* Information shown

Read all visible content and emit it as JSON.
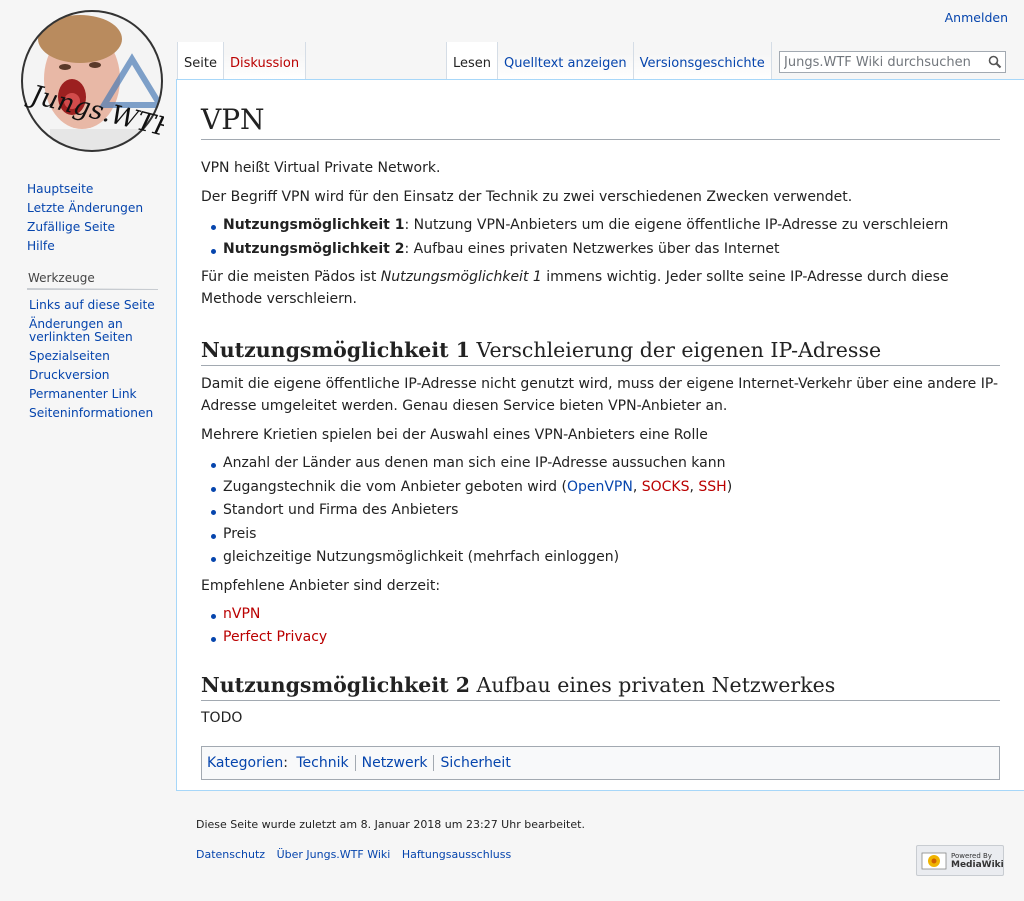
{
  "logo": {
    "text": "Jungs.WTF"
  },
  "personal": {
    "login": "Anmelden"
  },
  "tabs": {
    "left": [
      "Seite",
      "Diskussion"
    ],
    "right": [
      "Lesen",
      "Quelltext anzeigen",
      "Versionsgeschichte"
    ]
  },
  "search": {
    "placeholder": "Jungs.WTF Wiki durchsuchen"
  },
  "sidebar": {
    "navigation": [
      "Hauptseite",
      "Letzte Änderungen",
      "Zufällige Seite",
      "Hilfe"
    ],
    "tools_heading": "Werkzeuge",
    "tools": [
      "Links auf diese Seite",
      "Änderungen an verlinkten Seiten",
      "Spezialseiten",
      "Druckversion",
      "Permanenter Link",
      "Seiteninformationen"
    ]
  },
  "article": {
    "title": "VPN",
    "p1": "VPN heißt Virtual Private Network.",
    "p2": "Der Begriff VPN wird für den Einsatz der Technik zu zwei verschiedenen Zwecken verwendet.",
    "uses": [
      {
        "label": "Nutzungsmöglichkeit 1",
        "text": ": Nutzung VPN-Anbieters um die eigene öffentliche IP-Adresse zu verschleiern"
      },
      {
        "label": "Nutzungsmöglichkeit 2",
        "text": ": Aufbau eines privaten Netzwerkes über das Internet"
      }
    ],
    "p3_a": "Für die meisten Pädos ist ",
    "p3_em": "Nutzungsmöglichkeit 1",
    "p3_b": " immens wichtig. Jeder sollte seine IP-Adresse durch diese Methode verschleiern.",
    "h2a_bold": "Nutzungsmöglichkeit 1",
    "h2a_text": " Verschleierung der eigenen IP-Adresse",
    "p4": "Damit die eigene öffentliche IP-Adresse nicht genutzt wird, muss der eigene Internet-Verkehr über eine andere IP-Adresse umgeleitet werden. Genau diesen Service bieten VPN-Anbieter an.",
    "p5": "Mehrere Krietien spielen bei der Auswahl eines VPN-Anbieters eine Rolle",
    "criteria1": "Anzahl der Länder aus denen man sich eine IP-Adresse aussuchen kann",
    "criteria2_a": "Zugangstechnik die vom Anbieter geboten wird (",
    "criteria2_l1": "OpenVPN",
    "criteria2_sep1": ", ",
    "criteria2_l2": "SOCKS",
    "criteria2_sep2": ", ",
    "criteria2_l3": "SSH",
    "criteria2_b": ")",
    "criteria3": "Standort und Firma des Anbieters",
    "criteria4": "Preis",
    "criteria5": "gleichzeitige Nutzungsmöglichkeit (mehrfach einloggen)",
    "p6": "Empfehlene Anbieter sind derzeit:",
    "providers": [
      "nVPN",
      "Perfect Privacy"
    ],
    "h2b_bold": "Nutzungsmöglichkeit 2",
    "h2b_text": " Aufbau eines privaten Netzwerkes",
    "p7": "TODO",
    "categories_label": "Kategorien",
    "categories_colon": ":",
    "categories": [
      "Technik",
      "Netzwerk",
      "Sicherheit"
    ]
  },
  "footer": {
    "last_modified": "Diese Seite wurde zuletzt am 8. Januar 2018 um 23:27 Uhr bearbeitet.",
    "links": [
      "Datenschutz",
      "Über Jungs.WTF Wiki",
      "Haftungsausschluss"
    ],
    "powered_small": "Powered By",
    "powered_name": "MediaWiki"
  },
  "colors": {
    "link": "#0645ad",
    "newlink": "#ba0000",
    "border": "#a7d7f9"
  }
}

* Set problem
List all lines above in which the string "Jungs" appears.

* Exercise answer
    "text": "Jungs.WTF"
    "placeholder": "Jungs.WTF Wiki durchsuchen"
      "Über Jungs.WTF Wiki",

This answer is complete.